• EXERCISE: Reproduce the entries in full, with no changes.

[START]

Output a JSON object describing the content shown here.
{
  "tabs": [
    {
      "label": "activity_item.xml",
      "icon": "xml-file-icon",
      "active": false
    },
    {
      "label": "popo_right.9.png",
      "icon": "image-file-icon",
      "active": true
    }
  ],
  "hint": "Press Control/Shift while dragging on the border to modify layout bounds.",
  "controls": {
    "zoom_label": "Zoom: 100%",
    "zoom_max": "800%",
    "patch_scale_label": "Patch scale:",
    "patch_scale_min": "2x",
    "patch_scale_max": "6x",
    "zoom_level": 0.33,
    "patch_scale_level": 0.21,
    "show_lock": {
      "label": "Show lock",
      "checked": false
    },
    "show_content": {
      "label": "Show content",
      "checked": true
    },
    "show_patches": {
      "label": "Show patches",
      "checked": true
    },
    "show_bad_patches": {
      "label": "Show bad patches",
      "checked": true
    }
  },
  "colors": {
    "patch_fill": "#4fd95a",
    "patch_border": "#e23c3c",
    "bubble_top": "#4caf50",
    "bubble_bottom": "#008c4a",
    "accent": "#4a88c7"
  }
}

[END]

• RIGHT ANSWER:
Output a JSON object describing the content shown here.
{
  "tabs": [
    {
      "label": "activity_item.xml",
      "icon": "xml-file-icon",
      "active": false
    },
    {
      "label": "popo_right.9.png",
      "icon": "image-file-icon",
      "active": true
    }
  ],
  "hint": "Press Control/Shift while dragging on the border to modify layout bounds.",
  "controls": {
    "zoom_label": "Zoom: 100%",
    "zoom_max": "800%",
    "patch_scale_label": "Patch scale:",
    "patch_scale_min": "2x",
    "patch_scale_max": "6x",
    "zoom_level": 0.33,
    "patch_scale_level": 0.21,
    "show_lock": {
      "label": "Show lock",
      "checked": false
    },
    "show_content": {
      "label": "Show content",
      "checked": true
    },
    "show_patches": {
      "label": "Show patches",
      "checked": true
    },
    "show_bad_patches": {
      "label": "Show bad patches",
      "checked": true
    }
  },
  "colors": {
    "patch_fill": "#4fd95a",
    "patch_border": "#e23c3c",
    "bubble_top": "#4caf50",
    "bubble_bottom": "#008c4a",
    "accent": "#4a88c7"
  }
}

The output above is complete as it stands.